--- TASK DESCRIPTION ---
Pick out each line containing the string "frac".

[Dataset rows]
--- Start ---

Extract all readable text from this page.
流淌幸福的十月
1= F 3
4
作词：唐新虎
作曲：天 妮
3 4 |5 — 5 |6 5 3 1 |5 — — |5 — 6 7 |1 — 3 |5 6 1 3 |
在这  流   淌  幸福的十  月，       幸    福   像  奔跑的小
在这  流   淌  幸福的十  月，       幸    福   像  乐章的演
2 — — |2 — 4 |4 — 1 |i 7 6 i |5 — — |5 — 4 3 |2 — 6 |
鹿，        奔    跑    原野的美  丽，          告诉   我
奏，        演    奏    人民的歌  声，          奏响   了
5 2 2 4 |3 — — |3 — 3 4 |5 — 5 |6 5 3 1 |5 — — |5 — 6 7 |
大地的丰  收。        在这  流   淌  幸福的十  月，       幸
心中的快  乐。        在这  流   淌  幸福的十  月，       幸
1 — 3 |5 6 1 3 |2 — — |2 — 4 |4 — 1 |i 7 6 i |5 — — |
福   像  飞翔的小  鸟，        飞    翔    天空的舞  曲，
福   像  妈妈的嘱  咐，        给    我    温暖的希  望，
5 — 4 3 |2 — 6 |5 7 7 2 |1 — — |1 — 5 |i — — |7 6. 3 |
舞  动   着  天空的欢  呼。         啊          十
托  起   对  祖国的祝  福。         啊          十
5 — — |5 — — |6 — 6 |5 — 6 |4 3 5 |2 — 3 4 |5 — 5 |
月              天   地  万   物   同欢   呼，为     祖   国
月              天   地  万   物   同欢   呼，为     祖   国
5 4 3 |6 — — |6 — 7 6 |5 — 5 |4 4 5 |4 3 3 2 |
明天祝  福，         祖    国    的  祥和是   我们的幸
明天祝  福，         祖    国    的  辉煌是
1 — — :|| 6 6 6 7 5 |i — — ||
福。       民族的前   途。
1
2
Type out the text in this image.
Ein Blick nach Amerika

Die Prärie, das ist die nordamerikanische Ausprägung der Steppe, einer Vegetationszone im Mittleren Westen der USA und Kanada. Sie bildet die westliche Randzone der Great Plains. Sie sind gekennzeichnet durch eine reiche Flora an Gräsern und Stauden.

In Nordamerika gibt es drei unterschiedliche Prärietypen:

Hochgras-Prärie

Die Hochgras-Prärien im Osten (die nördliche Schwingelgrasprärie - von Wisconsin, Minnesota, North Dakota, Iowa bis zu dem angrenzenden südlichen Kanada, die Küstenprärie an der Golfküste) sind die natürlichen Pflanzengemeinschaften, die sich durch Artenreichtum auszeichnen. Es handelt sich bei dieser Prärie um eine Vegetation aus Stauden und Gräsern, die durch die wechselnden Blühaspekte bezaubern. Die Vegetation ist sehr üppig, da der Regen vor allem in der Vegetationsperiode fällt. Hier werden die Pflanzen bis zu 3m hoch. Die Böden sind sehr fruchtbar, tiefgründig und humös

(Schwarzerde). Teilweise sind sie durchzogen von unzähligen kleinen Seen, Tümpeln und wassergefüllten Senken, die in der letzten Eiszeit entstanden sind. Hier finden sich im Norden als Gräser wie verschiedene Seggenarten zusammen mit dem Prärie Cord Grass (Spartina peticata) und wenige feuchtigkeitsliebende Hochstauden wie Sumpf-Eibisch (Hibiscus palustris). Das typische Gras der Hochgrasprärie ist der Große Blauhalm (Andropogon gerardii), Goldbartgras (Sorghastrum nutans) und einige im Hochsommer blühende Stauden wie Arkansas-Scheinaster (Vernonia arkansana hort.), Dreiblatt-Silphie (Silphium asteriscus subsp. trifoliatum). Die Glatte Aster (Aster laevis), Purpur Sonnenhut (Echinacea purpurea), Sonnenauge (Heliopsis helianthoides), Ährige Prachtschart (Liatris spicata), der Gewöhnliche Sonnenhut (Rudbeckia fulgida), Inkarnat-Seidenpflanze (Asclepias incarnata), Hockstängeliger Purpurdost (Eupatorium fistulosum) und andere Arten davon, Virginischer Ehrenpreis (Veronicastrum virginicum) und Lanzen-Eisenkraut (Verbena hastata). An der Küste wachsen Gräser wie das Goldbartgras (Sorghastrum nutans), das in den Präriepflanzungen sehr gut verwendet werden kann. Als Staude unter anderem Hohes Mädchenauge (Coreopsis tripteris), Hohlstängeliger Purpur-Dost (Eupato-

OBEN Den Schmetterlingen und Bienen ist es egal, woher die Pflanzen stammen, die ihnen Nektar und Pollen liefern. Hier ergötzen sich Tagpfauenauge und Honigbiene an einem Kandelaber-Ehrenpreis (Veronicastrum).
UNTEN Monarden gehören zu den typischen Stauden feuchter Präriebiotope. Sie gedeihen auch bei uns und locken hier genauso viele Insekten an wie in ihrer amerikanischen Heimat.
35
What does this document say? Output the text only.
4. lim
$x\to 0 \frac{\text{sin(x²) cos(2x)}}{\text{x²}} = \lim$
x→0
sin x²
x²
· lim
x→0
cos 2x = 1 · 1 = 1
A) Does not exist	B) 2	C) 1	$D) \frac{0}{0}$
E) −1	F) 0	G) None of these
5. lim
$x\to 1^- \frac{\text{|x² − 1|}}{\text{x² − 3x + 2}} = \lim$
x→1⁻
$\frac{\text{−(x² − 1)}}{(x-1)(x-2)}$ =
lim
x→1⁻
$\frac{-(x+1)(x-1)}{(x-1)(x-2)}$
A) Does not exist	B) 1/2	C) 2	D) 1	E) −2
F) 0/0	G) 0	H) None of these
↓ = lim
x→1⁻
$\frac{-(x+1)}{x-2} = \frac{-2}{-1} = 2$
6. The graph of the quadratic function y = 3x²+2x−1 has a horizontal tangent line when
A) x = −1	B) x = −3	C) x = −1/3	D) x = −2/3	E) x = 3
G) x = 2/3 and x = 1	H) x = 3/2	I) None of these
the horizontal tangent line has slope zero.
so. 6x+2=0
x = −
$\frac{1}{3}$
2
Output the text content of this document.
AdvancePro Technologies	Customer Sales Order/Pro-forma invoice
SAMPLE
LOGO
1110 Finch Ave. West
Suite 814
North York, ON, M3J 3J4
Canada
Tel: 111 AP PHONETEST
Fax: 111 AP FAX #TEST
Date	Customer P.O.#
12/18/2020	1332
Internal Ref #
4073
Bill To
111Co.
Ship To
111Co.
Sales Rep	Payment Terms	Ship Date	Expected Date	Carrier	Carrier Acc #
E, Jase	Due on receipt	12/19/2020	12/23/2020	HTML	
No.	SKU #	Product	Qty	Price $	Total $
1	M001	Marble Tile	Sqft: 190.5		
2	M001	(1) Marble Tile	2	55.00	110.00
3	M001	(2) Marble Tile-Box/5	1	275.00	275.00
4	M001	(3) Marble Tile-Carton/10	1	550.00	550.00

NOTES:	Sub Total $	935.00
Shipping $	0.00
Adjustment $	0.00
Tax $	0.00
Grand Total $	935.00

--- End ---

--- SOLUTION FOR THIS EXERCISE ---
$x\to 0 \frac{\text{sin(x²) cos(2x)}}{\text{x²}} = \lim$
A) Does not exist	B) 2	C) 1	$D) \frac{0}{0}$
$x\to 1^- \frac{\text{|x² − 1|}}{\text{x² − 3x + 2}} = \lim$
$\frac{\text{−(x² − 1)}}{(x-1)(x-2)}$ =
$\frac{-(x+1)(x-1)}{(x-1)(x-2)}$
$\frac{-(x+1)}{x-2} = \frac{-2}{-1} = 2$
$\frac{1}{3}$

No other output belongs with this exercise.